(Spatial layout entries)
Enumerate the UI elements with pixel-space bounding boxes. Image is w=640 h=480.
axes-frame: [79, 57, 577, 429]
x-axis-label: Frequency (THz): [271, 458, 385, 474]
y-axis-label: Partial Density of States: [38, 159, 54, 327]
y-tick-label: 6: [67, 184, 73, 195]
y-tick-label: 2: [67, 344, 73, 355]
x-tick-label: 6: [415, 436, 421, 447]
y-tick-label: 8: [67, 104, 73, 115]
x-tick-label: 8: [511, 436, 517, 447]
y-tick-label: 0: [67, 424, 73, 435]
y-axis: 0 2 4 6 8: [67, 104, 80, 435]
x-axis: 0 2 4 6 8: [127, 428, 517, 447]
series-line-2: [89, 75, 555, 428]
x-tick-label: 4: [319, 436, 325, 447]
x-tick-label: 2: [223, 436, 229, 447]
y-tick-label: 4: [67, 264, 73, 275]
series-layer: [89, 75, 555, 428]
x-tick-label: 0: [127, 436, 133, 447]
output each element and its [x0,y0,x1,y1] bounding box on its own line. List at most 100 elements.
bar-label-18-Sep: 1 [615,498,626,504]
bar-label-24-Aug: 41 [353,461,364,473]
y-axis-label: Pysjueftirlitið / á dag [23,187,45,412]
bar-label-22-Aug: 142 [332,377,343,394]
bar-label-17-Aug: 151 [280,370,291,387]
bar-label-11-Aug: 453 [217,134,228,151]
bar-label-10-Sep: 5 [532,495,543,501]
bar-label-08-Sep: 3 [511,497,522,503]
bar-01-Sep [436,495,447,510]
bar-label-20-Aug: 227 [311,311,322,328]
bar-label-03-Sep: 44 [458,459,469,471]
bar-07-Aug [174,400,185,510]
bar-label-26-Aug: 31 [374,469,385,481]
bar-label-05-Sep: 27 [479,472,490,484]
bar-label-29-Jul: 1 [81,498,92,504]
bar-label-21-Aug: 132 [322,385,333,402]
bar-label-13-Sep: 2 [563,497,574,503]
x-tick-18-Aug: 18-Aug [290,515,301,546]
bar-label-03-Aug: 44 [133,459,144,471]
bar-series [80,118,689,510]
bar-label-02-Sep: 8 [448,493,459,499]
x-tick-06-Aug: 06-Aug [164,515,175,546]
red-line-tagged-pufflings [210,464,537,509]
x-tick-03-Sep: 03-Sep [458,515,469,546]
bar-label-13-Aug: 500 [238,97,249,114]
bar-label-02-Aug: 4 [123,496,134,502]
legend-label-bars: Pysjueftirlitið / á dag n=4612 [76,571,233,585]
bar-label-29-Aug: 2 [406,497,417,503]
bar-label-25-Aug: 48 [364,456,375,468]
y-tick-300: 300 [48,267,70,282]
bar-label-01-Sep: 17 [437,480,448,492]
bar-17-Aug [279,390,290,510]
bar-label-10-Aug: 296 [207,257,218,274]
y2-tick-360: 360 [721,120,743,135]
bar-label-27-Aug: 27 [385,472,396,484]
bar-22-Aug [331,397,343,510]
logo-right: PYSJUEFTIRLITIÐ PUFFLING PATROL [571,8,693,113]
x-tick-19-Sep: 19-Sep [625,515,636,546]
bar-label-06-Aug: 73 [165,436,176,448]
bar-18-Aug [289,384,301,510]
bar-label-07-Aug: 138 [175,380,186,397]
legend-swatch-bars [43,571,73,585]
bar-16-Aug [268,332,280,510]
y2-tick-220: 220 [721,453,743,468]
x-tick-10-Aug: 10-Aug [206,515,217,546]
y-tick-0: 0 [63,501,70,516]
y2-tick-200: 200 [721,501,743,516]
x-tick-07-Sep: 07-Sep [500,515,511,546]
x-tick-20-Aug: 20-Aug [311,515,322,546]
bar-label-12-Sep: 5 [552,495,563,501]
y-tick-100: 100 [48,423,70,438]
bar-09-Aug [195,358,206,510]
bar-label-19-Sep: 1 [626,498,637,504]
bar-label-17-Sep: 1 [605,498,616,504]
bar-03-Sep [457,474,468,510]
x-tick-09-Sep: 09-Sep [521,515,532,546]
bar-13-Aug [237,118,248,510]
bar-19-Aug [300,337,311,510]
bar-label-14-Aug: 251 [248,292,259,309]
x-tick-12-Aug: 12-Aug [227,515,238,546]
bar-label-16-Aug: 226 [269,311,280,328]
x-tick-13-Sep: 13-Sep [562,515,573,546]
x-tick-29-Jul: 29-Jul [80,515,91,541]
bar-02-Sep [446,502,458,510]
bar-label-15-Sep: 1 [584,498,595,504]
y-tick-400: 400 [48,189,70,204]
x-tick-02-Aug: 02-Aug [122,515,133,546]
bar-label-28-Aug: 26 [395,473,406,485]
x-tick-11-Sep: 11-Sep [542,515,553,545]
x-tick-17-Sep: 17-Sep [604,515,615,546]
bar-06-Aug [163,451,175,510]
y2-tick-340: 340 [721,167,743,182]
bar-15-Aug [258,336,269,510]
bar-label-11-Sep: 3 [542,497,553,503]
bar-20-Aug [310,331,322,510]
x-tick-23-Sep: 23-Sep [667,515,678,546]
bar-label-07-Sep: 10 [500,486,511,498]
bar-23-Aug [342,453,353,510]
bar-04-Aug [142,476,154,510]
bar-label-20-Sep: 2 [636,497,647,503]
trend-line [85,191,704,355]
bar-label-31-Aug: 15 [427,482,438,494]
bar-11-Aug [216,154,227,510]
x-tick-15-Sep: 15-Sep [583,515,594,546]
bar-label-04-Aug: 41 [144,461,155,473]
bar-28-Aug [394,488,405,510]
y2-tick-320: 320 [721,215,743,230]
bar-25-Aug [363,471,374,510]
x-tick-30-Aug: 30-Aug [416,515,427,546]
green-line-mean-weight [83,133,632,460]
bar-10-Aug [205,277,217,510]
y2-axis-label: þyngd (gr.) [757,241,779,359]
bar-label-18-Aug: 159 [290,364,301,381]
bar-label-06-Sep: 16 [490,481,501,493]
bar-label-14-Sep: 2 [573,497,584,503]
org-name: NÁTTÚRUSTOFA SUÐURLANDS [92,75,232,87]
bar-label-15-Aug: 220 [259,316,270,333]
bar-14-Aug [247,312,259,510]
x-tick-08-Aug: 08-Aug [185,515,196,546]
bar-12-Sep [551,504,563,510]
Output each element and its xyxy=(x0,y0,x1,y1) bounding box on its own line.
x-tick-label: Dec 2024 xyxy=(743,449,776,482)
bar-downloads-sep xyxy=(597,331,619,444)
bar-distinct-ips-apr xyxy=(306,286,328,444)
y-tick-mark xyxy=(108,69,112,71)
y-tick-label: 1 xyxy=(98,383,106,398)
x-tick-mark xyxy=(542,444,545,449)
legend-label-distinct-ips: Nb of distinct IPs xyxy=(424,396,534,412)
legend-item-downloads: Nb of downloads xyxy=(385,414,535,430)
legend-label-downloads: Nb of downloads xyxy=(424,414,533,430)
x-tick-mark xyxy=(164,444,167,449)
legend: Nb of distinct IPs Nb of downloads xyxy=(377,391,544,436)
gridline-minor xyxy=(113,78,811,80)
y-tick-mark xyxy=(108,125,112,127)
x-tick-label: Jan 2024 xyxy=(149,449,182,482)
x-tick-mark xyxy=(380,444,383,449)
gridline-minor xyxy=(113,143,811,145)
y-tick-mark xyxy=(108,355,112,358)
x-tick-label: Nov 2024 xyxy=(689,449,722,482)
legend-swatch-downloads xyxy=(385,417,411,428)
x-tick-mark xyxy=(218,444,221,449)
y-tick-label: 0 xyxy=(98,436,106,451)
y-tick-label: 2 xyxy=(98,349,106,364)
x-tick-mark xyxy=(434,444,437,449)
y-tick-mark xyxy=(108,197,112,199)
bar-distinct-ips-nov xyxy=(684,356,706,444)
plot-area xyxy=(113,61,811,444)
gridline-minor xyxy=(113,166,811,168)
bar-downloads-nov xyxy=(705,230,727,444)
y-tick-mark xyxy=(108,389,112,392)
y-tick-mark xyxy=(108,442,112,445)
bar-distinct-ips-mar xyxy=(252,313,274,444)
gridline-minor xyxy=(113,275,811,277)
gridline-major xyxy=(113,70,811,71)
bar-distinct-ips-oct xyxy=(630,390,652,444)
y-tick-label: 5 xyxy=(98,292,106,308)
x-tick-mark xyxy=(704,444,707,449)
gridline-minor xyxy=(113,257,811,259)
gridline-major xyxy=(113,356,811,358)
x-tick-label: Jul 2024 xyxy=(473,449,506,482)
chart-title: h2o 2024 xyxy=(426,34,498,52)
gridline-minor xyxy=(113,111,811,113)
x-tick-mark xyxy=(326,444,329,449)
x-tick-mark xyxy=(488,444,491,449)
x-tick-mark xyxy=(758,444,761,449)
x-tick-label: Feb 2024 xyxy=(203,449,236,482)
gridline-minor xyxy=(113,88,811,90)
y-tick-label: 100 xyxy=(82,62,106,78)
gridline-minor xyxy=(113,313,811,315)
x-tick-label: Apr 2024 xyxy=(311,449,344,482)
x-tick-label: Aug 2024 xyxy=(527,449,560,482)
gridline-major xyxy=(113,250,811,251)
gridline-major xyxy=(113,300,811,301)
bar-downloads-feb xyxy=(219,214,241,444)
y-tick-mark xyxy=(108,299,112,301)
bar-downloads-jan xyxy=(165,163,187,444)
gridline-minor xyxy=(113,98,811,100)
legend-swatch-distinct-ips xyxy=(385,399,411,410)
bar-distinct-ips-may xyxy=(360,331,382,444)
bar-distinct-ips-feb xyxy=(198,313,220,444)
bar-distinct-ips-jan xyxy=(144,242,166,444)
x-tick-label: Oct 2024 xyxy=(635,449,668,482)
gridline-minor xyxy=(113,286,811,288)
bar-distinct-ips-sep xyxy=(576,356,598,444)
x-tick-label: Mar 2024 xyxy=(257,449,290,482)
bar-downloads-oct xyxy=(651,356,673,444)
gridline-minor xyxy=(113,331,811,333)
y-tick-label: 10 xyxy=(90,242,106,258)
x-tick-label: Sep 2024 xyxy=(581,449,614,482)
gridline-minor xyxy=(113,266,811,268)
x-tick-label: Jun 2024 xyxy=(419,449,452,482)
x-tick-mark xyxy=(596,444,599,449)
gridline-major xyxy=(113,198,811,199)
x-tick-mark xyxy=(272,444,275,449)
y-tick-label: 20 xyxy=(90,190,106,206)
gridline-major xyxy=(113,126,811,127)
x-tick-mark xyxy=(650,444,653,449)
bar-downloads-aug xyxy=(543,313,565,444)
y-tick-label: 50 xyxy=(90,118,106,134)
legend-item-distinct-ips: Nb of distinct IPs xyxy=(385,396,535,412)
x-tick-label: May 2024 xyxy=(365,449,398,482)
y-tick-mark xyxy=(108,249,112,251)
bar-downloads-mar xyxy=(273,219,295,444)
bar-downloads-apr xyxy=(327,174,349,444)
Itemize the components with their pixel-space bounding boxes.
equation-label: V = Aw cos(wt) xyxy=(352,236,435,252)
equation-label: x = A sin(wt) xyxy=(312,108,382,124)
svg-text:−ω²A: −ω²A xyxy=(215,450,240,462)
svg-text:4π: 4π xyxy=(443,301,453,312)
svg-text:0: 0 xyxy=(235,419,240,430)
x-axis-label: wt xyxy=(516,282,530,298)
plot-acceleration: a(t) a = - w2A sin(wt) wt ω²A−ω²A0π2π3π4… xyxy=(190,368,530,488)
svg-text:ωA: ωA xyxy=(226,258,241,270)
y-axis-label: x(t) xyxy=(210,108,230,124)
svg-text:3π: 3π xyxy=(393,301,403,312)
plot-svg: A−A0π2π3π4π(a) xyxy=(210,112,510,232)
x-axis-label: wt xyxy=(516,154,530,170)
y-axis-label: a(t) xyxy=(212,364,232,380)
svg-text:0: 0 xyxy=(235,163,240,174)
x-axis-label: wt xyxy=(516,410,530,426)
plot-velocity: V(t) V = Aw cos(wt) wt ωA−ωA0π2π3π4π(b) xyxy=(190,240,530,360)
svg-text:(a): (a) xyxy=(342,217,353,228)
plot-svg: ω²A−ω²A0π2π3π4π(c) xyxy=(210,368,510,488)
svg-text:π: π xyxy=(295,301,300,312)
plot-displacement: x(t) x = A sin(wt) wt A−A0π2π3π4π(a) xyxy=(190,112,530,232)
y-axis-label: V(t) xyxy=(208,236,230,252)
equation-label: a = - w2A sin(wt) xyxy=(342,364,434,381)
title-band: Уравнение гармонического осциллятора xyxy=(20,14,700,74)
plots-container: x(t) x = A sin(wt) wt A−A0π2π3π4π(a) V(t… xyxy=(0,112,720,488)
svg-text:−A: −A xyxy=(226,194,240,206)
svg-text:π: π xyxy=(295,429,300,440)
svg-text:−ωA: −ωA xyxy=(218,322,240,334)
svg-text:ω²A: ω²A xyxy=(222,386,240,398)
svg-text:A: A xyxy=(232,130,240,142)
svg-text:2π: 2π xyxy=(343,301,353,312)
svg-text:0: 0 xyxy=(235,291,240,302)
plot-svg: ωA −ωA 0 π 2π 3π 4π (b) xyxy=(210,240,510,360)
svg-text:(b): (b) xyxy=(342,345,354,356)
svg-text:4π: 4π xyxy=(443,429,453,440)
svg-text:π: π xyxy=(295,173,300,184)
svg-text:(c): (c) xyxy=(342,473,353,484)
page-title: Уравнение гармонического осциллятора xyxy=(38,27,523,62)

## WHAT TO PRODUCE
Could you reproduce the records from the start through the line containing "bar-label-11-Aug: 453 [217,134,228,151]", inclusive, swapping "x-tick-label" for "x-tick-text" and leaving everything else unchanged?

## REPLY TO THE TASK
Enumerate the UI elements with pixel-space bounding boxes. Image is w=640 h=480.
axes-frame: [79, 57, 577, 429]
x-axis-label: Frequency (THz): [271, 458, 385, 474]
y-axis-label: Partial Density of States: [38, 159, 54, 327]
y-tick-label: 6: [67, 184, 73, 195]
y-tick-label: 2: [67, 344, 73, 355]
x-tick-text: 6: [415, 436, 421, 447]
y-tick-label: 8: [67, 104, 73, 115]
x-tick-text: 8: [511, 436, 517, 447]
y-tick-label: 0: [67, 424, 73, 435]
y-axis: 0 2 4 6 8: [67, 104, 80, 435]
x-axis: 0 2 4 6 8: [127, 428, 517, 447]
series-line-2: [89, 75, 555, 428]
x-tick-text: 4: [319, 436, 325, 447]
x-tick-text: 2: [223, 436, 229, 447]
y-tick-label: 4: [67, 264, 73, 275]
series-layer: [89, 75, 555, 428]
x-tick-text: 0: [127, 436, 133, 447]
output each element and its [x0,y0,x1,y1] bounding box on its own line. List at most 100 elements.
bar-label-18-Sep: 1 [615,498,626,504]
bar-label-24-Aug: 41 [353,461,364,473]
y-axis-label: Pysjueftirlitið / á dag [23,187,45,412]
bar-label-22-Aug: 142 [332,377,343,394]
bar-label-17-Aug: 151 [280,370,291,387]
bar-label-11-Aug: 453 [217,134,228,151]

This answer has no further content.